Write out every entry exactly as it stands.

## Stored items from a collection
----------------------------------------
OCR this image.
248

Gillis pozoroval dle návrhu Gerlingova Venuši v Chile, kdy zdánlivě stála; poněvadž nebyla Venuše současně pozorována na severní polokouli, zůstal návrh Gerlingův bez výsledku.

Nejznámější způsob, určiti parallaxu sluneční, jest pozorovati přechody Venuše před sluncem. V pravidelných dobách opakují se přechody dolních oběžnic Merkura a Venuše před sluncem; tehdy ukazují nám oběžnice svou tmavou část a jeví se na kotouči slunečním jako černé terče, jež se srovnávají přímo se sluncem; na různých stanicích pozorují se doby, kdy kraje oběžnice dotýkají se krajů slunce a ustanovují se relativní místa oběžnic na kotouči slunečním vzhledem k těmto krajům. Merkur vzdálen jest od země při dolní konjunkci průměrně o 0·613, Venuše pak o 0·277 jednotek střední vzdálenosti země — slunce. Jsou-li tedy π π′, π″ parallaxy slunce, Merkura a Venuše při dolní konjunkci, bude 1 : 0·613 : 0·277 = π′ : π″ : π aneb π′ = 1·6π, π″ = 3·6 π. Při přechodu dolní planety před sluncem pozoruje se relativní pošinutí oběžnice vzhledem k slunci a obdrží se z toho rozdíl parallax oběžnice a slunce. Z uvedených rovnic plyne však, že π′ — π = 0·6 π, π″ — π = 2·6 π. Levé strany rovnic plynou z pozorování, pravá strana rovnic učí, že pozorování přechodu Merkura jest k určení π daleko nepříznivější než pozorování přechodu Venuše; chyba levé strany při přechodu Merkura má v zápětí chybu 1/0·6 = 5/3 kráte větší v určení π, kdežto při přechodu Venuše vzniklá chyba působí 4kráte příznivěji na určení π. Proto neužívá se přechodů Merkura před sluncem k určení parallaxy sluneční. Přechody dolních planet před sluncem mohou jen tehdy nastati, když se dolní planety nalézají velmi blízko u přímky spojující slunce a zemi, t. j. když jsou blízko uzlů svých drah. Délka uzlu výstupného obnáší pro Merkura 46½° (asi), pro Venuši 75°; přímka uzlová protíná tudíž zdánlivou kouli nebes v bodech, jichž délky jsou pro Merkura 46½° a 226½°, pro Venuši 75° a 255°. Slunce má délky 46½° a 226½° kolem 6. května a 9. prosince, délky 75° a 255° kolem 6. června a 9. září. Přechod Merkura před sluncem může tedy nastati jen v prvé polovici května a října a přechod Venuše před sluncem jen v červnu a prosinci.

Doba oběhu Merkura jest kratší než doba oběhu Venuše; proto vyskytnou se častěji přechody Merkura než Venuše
----------------------------------------
## THE REPLY
OCR this image.
248

Gillis pozoroval dle návrhu Gerlingova Venuši v Chile, kdy zdánlivě stála; poněvadž nebyla Venuše současně pozorována na severní polokouli, zůstal návrh Gerlingův bez výsledku.

Nejznámější způsob, určiti parallaxu sluneční, jest pozorovati přechody Venuše před sluncem. V pravidelných dobách opakují se přechody dolních oběžnic Merkura a Venuše před sluncem; tehdy ukazují nám oběžnice svou tmavou část a jeví se na kotouči slunečním jako černé terče, jež se srovnávají přímo se sluncem; na různých stanicích pozorují se doby, kdy kraje oběžnice dotýkají se krajů slunce a ustanovují se relativní místa oběžnic na kotouči slunečním vzhledem k těmto krajům. Merkur vzdálen jest od země při dolní konjunkci průměrně o 0·613, Venuše pak o 0·277 jednotek střední vzdálenosti země — slunce. Jsou-li tedy π π′, π″ parallaxy slunce, Merkura a Venuše při dolní konjunkci, bude 1 : 0·613 : 0·277 = π′ : π″ : π aneb π′ = 1·6π, π″ = 3·6 π. Při přechodu dolní planety před sluncem pozoruje se relativní pošinutí oběžnice vzhledem k slunci a obdrží se z toho rozdíl parallax oběžnice a slunce. Z uvedených rovnic plyne však, že π′ — π = 0·6 π, π″ — π = 2·6 π. Levé strany rovnic plynou z pozorování, pravá strana rovnic učí, že pozorování přechodu Merkura jest k určení π daleko nepříznivější než pozorování přechodu Venuše; chyba levé strany při přechodu Merkura má v zápětí chybu 1/0·6 = 5/3 kráte větší v určení π, kdežto při přechodu Venuše vzniklá chyba působí 4kráte příznivěji na určení π. Proto neužívá se přechodů Merkura před sluncem k určení parallaxy sluneční. Přechody dolních planet před sluncem mohou jen tehdy nastati, když se dolní planety nalézají velmi blízko u přímky spojující slunce a zemi, t. j. když jsou blízko uzlů svých drah. Délka uzlu výstupného obnáší pro Merkura 46½° (asi), pro Venuši 75°; přímka uzlová protíná tudíž zdánlivou kouli nebes v bodech, jichž délky jsou pro Merkura 46½° a 226½°, pro Venuši 75° a 255°. Slunce má délky 46½° a 226½° kolem 6. května a 9. prosince, délky 75° a 255° kolem 6. června a 9. září. Přechod Merkura před sluncem může tedy nastati jen v prvé polovici května a října a přechod Venuše před sluncem jen v červnu a prosinci.

Doba oběhu Merkura jest kratší než doba oběhu Venuše; proto vyskytnou se častěji přechody Merkura než Venuše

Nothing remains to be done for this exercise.